Go through the listing below and list every line with "капитальный".

-- Begin Dataset records --

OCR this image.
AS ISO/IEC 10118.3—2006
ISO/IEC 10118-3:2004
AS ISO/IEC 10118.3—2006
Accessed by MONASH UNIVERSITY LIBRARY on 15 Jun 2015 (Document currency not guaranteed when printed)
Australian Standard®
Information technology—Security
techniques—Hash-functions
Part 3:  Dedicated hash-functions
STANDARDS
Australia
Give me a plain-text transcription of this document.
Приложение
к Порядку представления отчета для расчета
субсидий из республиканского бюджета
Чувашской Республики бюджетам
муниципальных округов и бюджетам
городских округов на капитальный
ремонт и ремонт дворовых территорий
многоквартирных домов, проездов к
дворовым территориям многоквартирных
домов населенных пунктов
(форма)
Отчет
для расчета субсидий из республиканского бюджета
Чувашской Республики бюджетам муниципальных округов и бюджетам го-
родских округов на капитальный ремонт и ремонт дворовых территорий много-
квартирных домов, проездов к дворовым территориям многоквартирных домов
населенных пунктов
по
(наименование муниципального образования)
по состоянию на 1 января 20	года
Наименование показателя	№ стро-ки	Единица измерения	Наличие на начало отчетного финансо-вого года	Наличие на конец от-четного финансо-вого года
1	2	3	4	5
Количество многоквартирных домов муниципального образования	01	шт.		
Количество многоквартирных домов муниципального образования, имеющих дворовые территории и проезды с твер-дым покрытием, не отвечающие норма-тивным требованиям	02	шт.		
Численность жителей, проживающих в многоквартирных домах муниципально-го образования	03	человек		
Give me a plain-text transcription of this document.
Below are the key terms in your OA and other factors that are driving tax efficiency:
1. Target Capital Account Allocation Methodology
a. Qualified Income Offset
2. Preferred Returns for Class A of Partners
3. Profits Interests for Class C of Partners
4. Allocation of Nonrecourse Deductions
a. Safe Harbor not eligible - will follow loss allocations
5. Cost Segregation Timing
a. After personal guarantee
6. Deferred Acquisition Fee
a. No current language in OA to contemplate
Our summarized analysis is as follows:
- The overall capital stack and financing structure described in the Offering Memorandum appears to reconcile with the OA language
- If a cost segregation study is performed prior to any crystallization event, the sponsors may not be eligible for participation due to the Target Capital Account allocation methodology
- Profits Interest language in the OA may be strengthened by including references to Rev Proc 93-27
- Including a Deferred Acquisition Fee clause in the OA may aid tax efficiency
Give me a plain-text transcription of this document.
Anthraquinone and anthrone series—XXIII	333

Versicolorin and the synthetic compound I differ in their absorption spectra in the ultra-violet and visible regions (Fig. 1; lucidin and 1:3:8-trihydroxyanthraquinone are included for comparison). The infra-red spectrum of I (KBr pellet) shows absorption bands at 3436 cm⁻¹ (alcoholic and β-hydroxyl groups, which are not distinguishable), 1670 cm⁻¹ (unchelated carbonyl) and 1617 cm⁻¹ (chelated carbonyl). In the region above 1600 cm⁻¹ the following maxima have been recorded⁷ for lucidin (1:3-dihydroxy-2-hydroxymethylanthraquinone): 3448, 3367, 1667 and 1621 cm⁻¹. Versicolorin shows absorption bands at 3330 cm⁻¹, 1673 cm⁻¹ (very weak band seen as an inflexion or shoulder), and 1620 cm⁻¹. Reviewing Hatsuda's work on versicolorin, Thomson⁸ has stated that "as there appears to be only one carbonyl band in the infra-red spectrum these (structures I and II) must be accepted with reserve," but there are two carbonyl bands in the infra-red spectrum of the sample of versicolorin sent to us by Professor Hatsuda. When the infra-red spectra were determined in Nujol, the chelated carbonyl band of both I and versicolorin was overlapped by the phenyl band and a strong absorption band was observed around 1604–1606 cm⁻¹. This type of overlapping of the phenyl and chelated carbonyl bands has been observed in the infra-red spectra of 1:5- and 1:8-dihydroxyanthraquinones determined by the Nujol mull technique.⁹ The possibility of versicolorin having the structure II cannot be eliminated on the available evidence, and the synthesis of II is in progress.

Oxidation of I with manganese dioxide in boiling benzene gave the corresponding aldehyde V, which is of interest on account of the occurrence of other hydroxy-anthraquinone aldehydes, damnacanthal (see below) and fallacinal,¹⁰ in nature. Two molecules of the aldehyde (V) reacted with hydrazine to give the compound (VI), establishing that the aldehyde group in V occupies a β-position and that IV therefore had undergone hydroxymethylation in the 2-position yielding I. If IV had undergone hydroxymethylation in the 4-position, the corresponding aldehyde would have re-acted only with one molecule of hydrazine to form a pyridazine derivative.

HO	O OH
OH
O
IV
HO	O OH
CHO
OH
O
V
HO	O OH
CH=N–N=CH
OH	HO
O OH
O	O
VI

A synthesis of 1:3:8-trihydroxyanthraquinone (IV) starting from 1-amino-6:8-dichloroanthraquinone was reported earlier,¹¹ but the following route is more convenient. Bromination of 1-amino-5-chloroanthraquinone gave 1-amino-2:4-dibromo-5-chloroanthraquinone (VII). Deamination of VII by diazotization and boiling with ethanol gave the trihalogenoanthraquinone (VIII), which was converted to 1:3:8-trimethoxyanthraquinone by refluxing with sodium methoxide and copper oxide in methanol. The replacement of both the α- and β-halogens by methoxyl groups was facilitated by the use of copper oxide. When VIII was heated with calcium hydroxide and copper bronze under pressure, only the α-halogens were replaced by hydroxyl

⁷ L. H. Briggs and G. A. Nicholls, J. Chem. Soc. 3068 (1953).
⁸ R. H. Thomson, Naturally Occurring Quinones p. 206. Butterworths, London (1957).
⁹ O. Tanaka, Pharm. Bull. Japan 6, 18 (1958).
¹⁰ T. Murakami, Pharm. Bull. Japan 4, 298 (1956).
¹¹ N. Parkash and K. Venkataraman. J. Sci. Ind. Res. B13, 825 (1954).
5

-- End Dataset records --

■ Completed task
городских округов на капитальный
родских округов на капитальный ремонт и ремонт дворовых территорий много-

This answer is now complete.